Collection entries
□ □ □ □ □

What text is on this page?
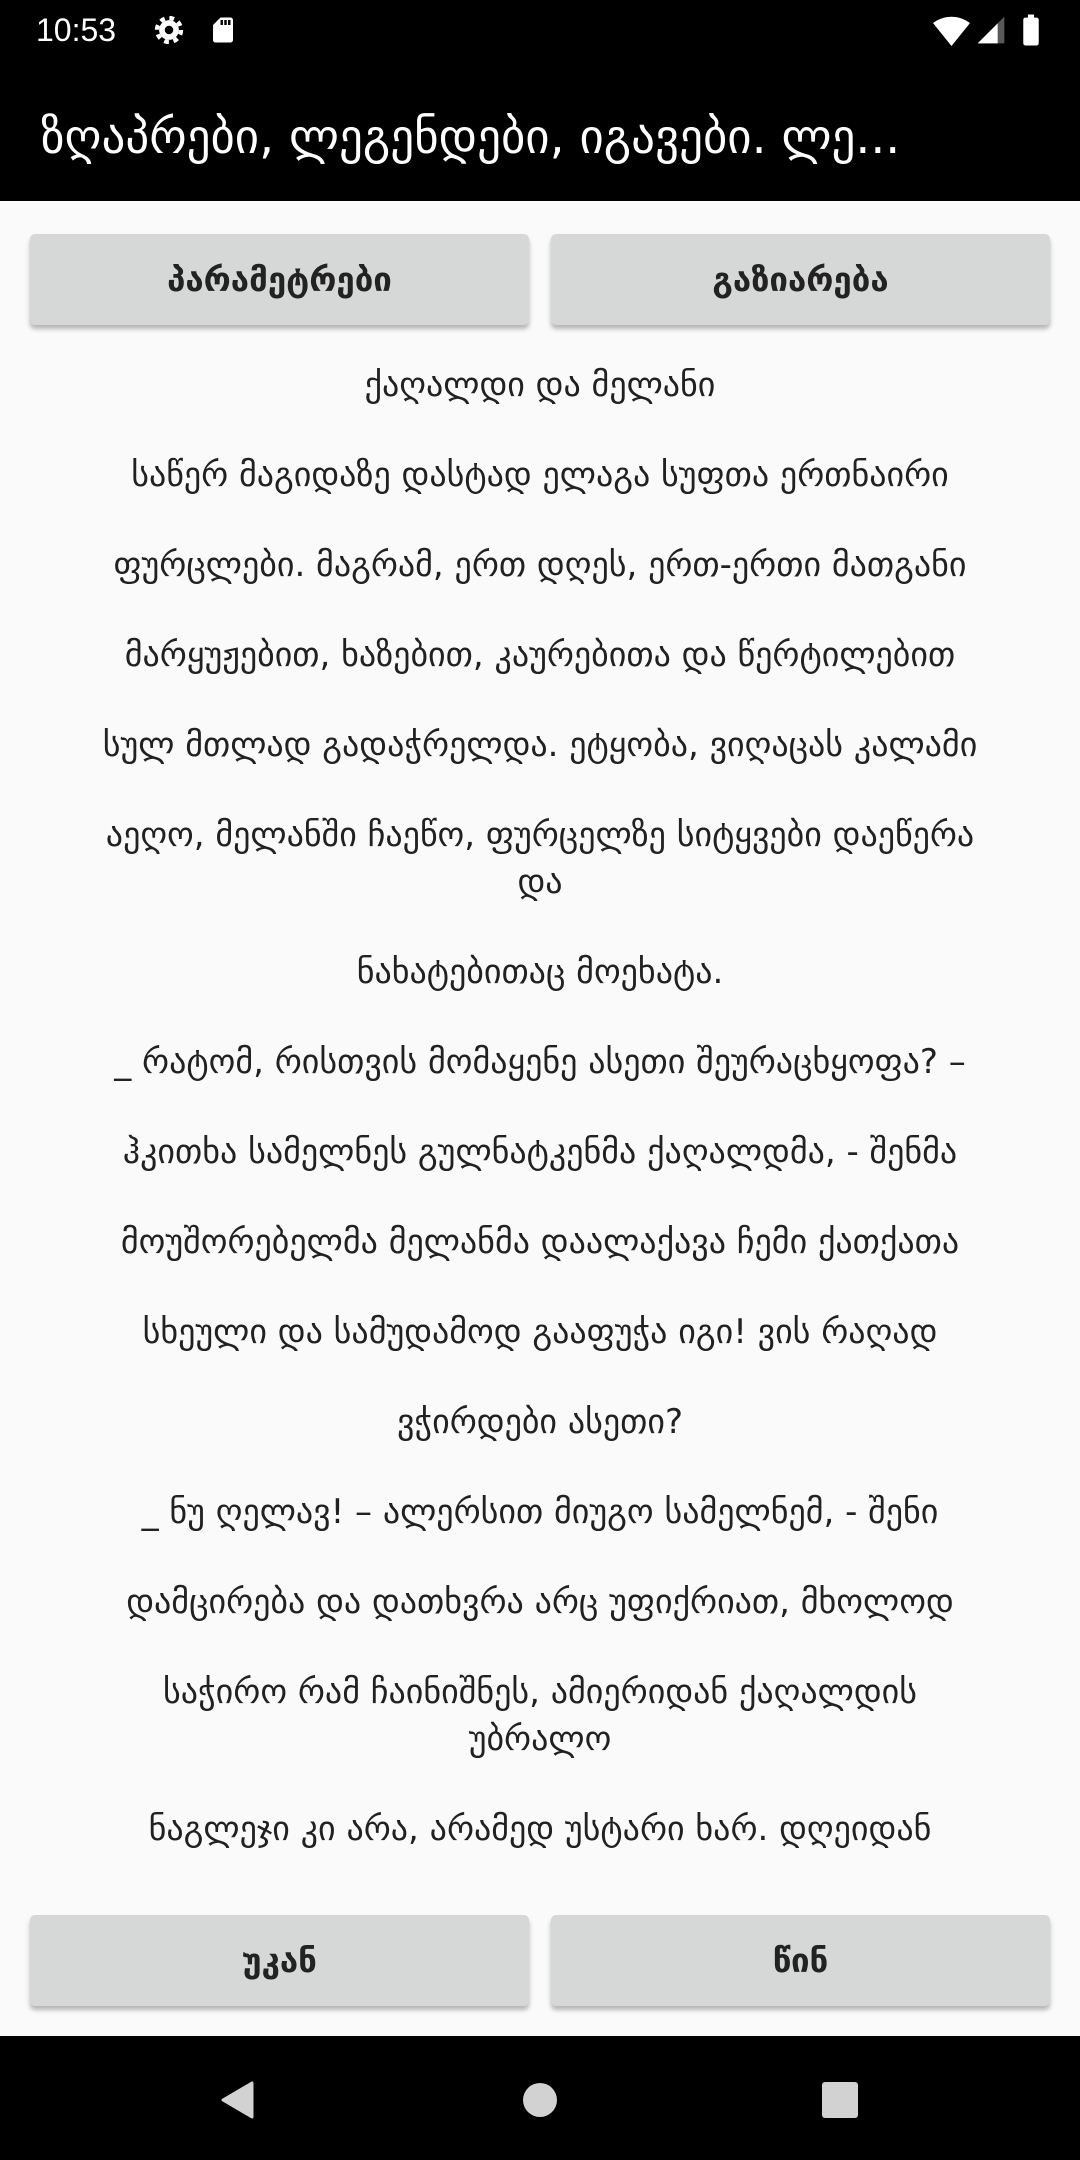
10:53
ზღაპრები, ლეგენდები, იგავები. ლე...
პარამეტრები	გაზიარება

ქაღალდი და მელანი

საწერ მაგიდაზე დასტად ელაგა სუფთა ერთნაირი

ფურცლები. მაგრამ, ერთ დღეს, ერთ-ერთი მათგანი

მარყუჟებით, ხაზებით, კაურებითა და წერტილებით

სულ მთლად გადაჭრელდა. ეტყობა, ვიღაცას კალამი

აეღო, მელანში ჩაეწო, ფურცელზე სიტყვები დაეწერა
და

ნახატებითაც მოეხატა.

_ რატომ, რისთვის მომაყენე ასეთი შეურაცხყოფა? –

ჰკითხა სამელნეს გულნატკენმა ქაღალდმა, - შენმა

მოუშორებელმა მელანმა დაალაქავა ჩემი ქათქათა

სხეული და სამუდამოდ გააფუჭა იგი! ვის რაღად

ვჭირდები ასეთი?

_ ნუ ღელავ! – ალერსით მიუგო სამელნემ, - შენი

დამცირება და დათხვრა არც უფიქრიათ, მხოლოდ

საჭირო რამ ჩაინიშნეს, ამიერიდან ქაღალდის
უბრალო

ნაგლეჯი კი არა, არამედ უსტარი ხარ. დღეიდან

უკან	წინ
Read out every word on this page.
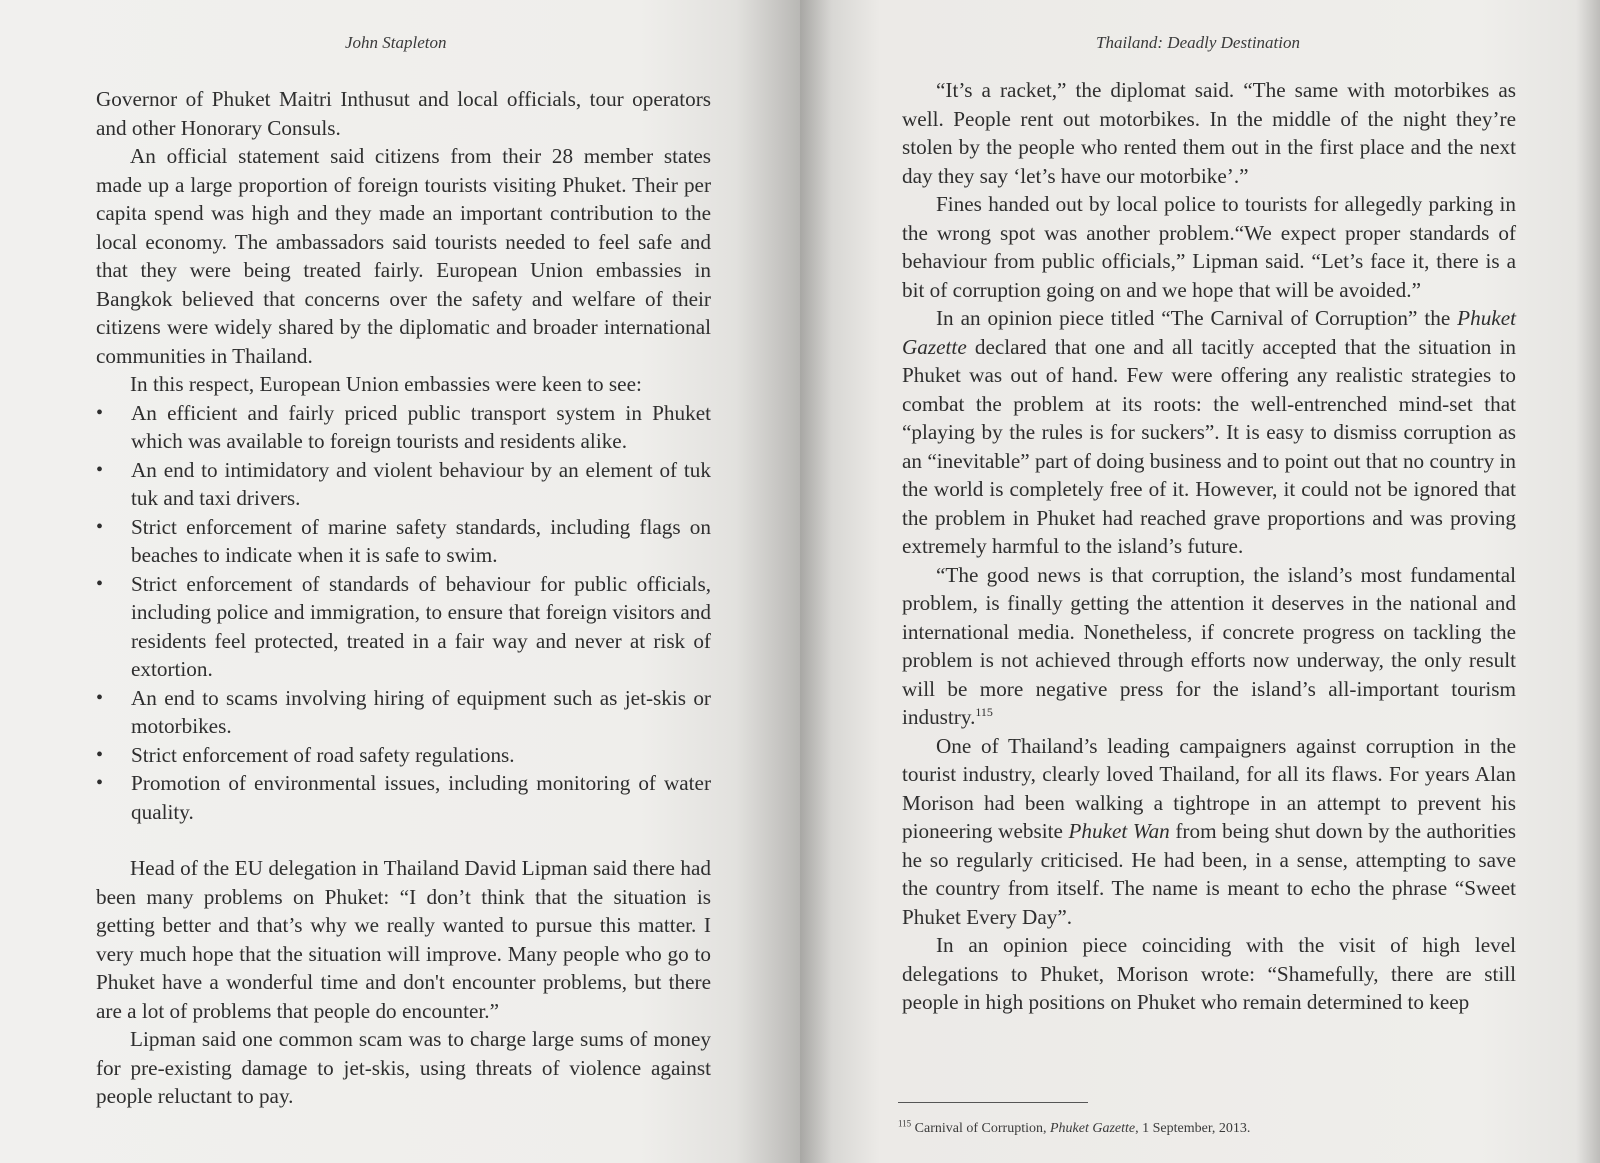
John Stapleton

Governor of Phuket Maitri Inthusut and local officials, tour operators and other Honorary Consuls.

An official statement said citizens from their 28 member states made up a large proportion of foreign tourists visiting Phuket. Their per capita spend was high and they made an important contribution to the local economy. The ambassadors said tourists needed to feel safe and that they were being treated fairly. European Union embassies in Bangkok believed that concerns over the safety and welfare of their citizens were widely shared by the diplomatic and broader international communities in Thailand.

In this respect, European Union embassies were keen to see:

• An efficient and fairly priced public transport system in Phuket which was available to foreign tourists and residents alike.
• An end to intimidatory and violent behaviour by an element of tuk tuk and taxi drivers.
• Strict enforcement of marine safety standards, including flags on beaches to indicate when it is safe to swim.
• Strict enforcement of standards of behaviour for public officials, including police and immigration, to ensure that foreign visitors and residents feel protected, treated in a fair way and never at risk of extortion.
• An end to scams involving hiring of equipment such as jet-skis or motorbikes.
• Strict enforcement of road safety regulations.
• Promotion of environmental issues, including monitoring of water quality.

Head of the EU delegation in Thailand David Lipman said there had been many problems on Phuket: “I don’t think that the situation is getting better and that’s why we really wanted to pursue this matter. I very much hope that the situation will improve. Many people who go to Phuket have a wonderful time and don't encounter problems, but there are a lot of problems that people do encounter.”

Lipman said one common scam was to charge large sums of money for pre-existing damage to jet-skis, using threats of violence against people reluctant to pay.

Thailand: Deadly Destination

“It’s a racket,” the diplomat said. “The same with motorbikes as well. People rent out motorbikes. In the middle of the night they’re stolen by the people who rented them out in the first place and the next day they say ‘let’s have our motorbike’.”

Fines handed out by local police to tourists for allegedly parking in the wrong spot was another problem.“We expect proper standards of behaviour from public officials,” Lipman said. “Let’s face it, there is a bit of corruption going on and we hope that will be avoided.”

In an opinion piece titled “The Carnival of Corruption” the Phuket Gazette declared that one and all tacitly accepted that the situation in Phuket was out of hand. Few were offering any realistic strategies to combat the problem at its roots: the well-entrenched mind-set that “playing by the rules is for suckers”. It is easy to dismiss corruption as an “inevitable” part of doing business and to point out that no country in the world is completely free of it. However, it could not be ignored that the problem in Phuket had reached grave proportions and was proving extremely harmful to the island’s future.

“The good news is that corruption, the island’s most fundamental problem, is finally getting the attention it deserves in the national and international media. Nonetheless, if concrete progress on tackling the problem is not achieved through efforts now underway, the only result will be more negative press for the island’s all-important tourism industry.$^{115}$

One of Thailand’s leading campaigners against corruption in the tourist industry, clearly loved Thailand, for all its flaws. For years Alan Morison had been walking a tightrope in an attempt to prevent his pioneering website Phuket Wan from being shut down by the authorities he so regularly criticised. He had been, in a sense, attempting to save the country from itself. The name is meant to echo the phrase “Sweet Phuket Every Day”.

In an opinion piece coinciding with the visit of high level delegations to Phuket, Morison wrote: “Shamefully, there are still people in high positions on Phuket who remain determined to keep

$^{115}$ Carnival of Corruption, Phuket Gazette, 1 September, 2013.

□ □ □ □ □

Problem to work on:
From the data, collect all lines where the string "treated" appears.

The answer:
An official statement said citizens from their 28 member states made up a large proportion of foreign tourists visiting Phuket. Their per capita spend was high and they made an important contribution to the local economy. The ambassadors said tourists needed to feel safe and that they were being treated fairly. European Union embassies in Bangkok believed that concerns over the safety and welfare of their citizens were widely shared by the diplomatic and broader international communities in Thailand.
• Strict enforcement of standards of behaviour for public officials, including police and immigration, to ensure that foreign visitors and residents feel protected, treated in a fair way and never at risk of extortion.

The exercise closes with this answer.